---- RECORDS FOR THE TASK

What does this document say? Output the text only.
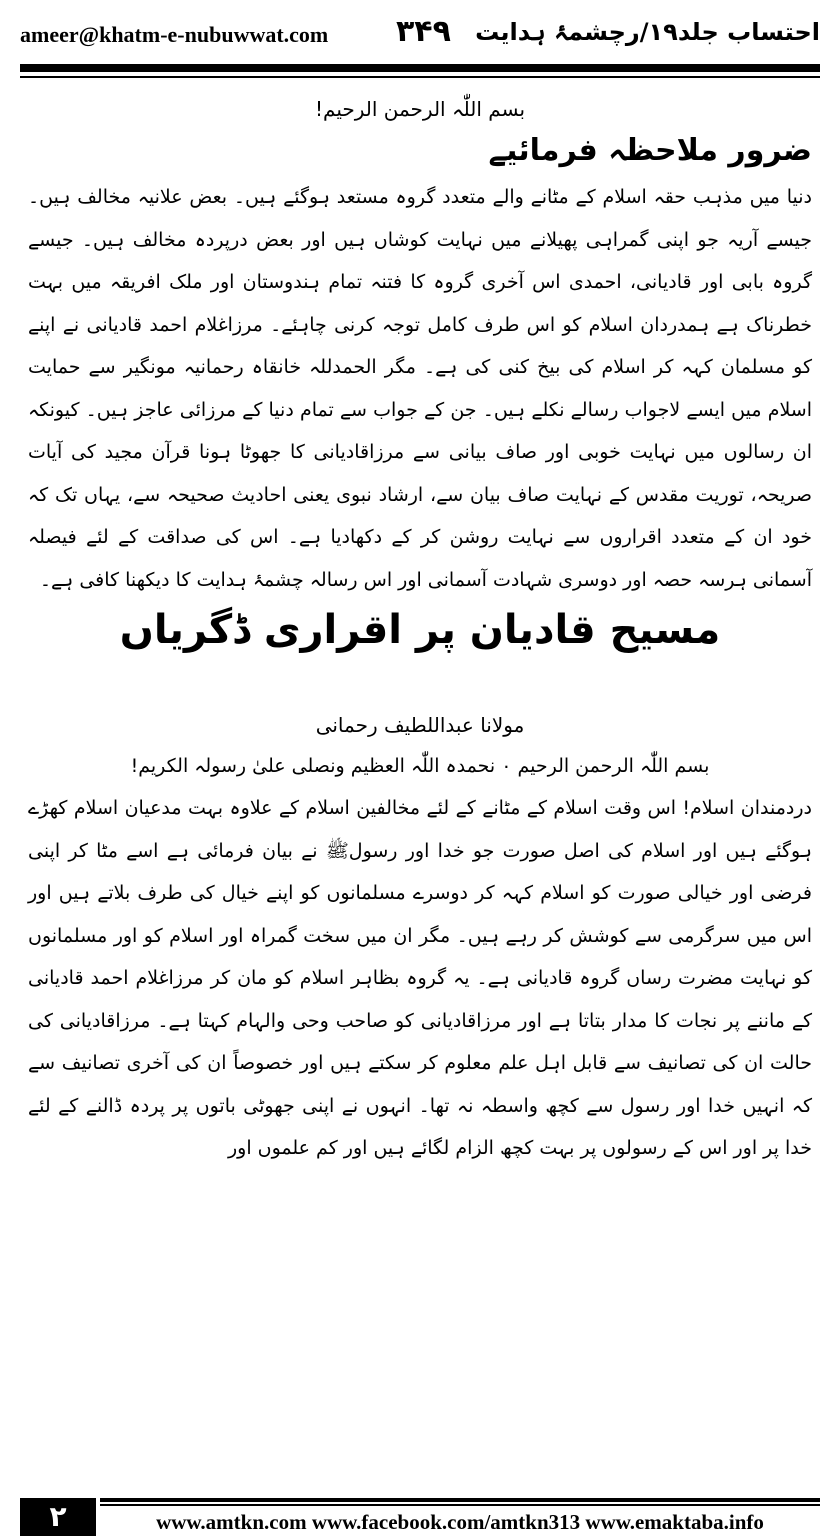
ameer@khatm-e-nubuwwat.com ۳۴۹ احتساب جلد۱۹/رچشمۂ ہدایت
بسم اللّٰہ الرحمن الرحیم!
ضرور ملاحظہ فرمائیے

دنیا میں مذہب حقہ اسلام کے مٹانے والے متعدد گروہ مستعد ہوگئے ہیں۔ بعض علانیہ مخالف ہیں۔ جیسے آریہ جو اپنی گمراہی پھیلانے میں نہایت کوشاں ہیں اور بعض درپردہ مخالف ہیں۔ جیسے گروہ بابی اور قادیانی، احمدی اس آخری گروہ کا فتنہ تمام ہندوستان اور ملک افریقہ میں بہت خطرناک ہے ہمدردان اسلام کو اس طرف کامل توجہ کرنی چاہئے۔ مرزاغلام احمد قادیانی نے اپنے کو مسلمان کہہ کر اسلام کی بیخ کنی کی ہے۔ مگر الحمدللہ خانقاہ رحمانیہ مونگیر سے حمایت اسلام میں ایسے لاجواب رسالے نکلے ہیں۔ جن کے جواب سے تمام دنیا کے مرزائی عاجز ہیں۔ کیونکہ ان رسالوں میں نہایت خوبی اور صاف بیانی سے مرزاقادیانی کا جھوٹا ہونا قرآن مجید کی آیات صریحہ، توریت مقدس کے نہایت صاف بیان سے، ارشاد نبوی یعنی احادیث صحیحہ سے، یہاں تک کہ خود ان کے متعدد اقراروں سے نہایت روشن کر کے دکھادیا ہے۔ اس کی صداقت کے لئے فیصلہ آسمانی ہرسہ حصہ اور دوسری شہادت آسمانی اور اس رسالہ چشمۂ ہدایت کا دیکھنا کافی ہے۔

مسیح قادیان پر اقراری ڈگریاں
مولانا عبداللطیف رحمانی
بسم اللّٰہ الرحمن الرحیم ۰ نحمدہ اللّٰہ العظیم ونصلی علیٰ رسولہ الکریم!

دردمندان اسلام! اس وقت اسلام کے مٹانے کے لئے مخالفین اسلام کے علاوہ بہت مدعیان اسلام کھڑے ہوگئے ہیں اور اسلام کی اصل صورت جو خدا اور رسولﷺ نے بیان فرمائی ہے اسے مٹا کر اپنی فرضی اور خیالی صورت کو اسلام کہہ کر دوسرے مسلمانوں کو اپنے خیال کی طرف بلاتے ہیں اور اس میں سرگرمی سے کوشش کر رہے ہیں۔ مگر ان میں سخت گمراہ اور اسلام کو اور مسلمانوں کو نہایت مضرت رساں گروہ قادیانی ہے۔ یہ گروہ بظاہر اسلام کو مان کر مرزاغلام احمد قادیانی کے ماننے پر نجات کا مدار بتاتا ہے اور مرزاقادیانی کو صاحب وحی والہام کہتا ہے۔ مرزاقادیانی کی حالت ان کی تصانیف سے قابل اہل علم معلوم کر سکتے ہیں اور خصوصاً ان کی آخری تصانیف سے کہ انہیں خدا اور رسول سے کچھ واسطہ نہ تھا۔ انہوں نے اپنی جھوٹی باتوں پر پردہ ڈالنے کے لئے خدا پر اور اس کے رسولوں پر بہت کچھ الزام لگائے ہیں اور کم علموں اور

۲	www.amtkn.com www.facebook.com/amtkn313 www.emaktaba.info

--------

### STATED PROBLEM
Gather all lines with the string "مرزاقادیانی" from the data.

### WRITTEN SOLUTION
دنیا میں مذہب حقہ اسلام کے مٹانے والے متعدد گروہ مستعد ہوگئے ہیں۔ بعض علانیہ مخالف ہیں۔ جیسے آریہ جو اپنی گمراہی پھیلانے میں نہایت کوشاں ہیں اور بعض درپردہ مخالف ہیں۔ جیسے گروہ بابی اور قادیانی، احمدی اس آخری گروہ کا فتنہ تمام ہندوستان اور ملک افریقہ میں بہت خطرناک ہے ہمدردان اسلام کو اس طرف کامل توجہ کرنی چاہئے۔ مرزاغلام احمد قادیانی نے اپنے کو مسلمان کہہ کر اسلام کی بیخ کنی کی ہے۔ مگر الحمدللہ خانقاہ رحمانیہ مونگیر سے حمایت اسلام میں ایسے لاجواب رسالے نکلے ہیں۔ جن کے جواب سے تمام دنیا کے مرزائی عاجز ہیں۔ کیونکہ ان رسالوں میں نہایت خوبی اور صاف بیانی سے مرزاقادیانی کا جھوٹا ہونا قرآن مجید کی آیات صریحہ، توریت مقدس کے نہایت صاف بیان سے، ارشاد نبوی یعنی احادیث صحیحہ سے، یہاں تک کہ خود ان کے متعدد اقراروں سے نہایت روشن کر کے دکھادیا ہے۔ اس کی صداقت کے لئے فیصلہ آسمانی ہرسہ حصہ اور دوسری شہادت آسمانی اور اس رسالہ چشمۂ ہدایت کا دیکھنا کافی ہے۔
دردمندان اسلام! اس وقت اسلام کے مٹانے کے لئے مخالفین اسلام کے علاوہ بہت مدعیان اسلام کھڑے ہوگئے ہیں اور اسلام کی اصل صورت جو خدا اور رسولﷺ نے بیان فرمائی ہے اسے مٹا کر اپنی فرضی اور خیالی صورت کو اسلام کہہ کر دوسرے مسلمانوں کو اپنے خیال کی طرف بلاتے ہیں اور اس میں سرگرمی سے کوشش کر رہے ہیں۔ مگر ان میں سخت گمراہ اور اسلام کو اور مسلمانوں کو نہایت مضرت رساں گروہ قادیانی ہے۔ یہ گروہ بظاہر اسلام کو مان کر مرزاغلام احمد قادیانی کے ماننے پر نجات کا مدار بتاتا ہے اور مرزاقادیانی کو صاحب وحی والہام کہتا ہے۔ مرزاقادیانی کی حالت ان کی تصانیف سے قابل اہل علم معلوم کر سکتے ہیں اور خصوصاً ان کی آخری تصانیف سے کہ انہیں خدا اور رسول سے کچھ واسطہ نہ تھا۔ انہوں نے اپنی جھوٹی باتوں پر پردہ ڈالنے کے لئے خدا پر اور اس کے رسولوں پر بہت کچھ الزام لگائے ہیں اور کم علموں اور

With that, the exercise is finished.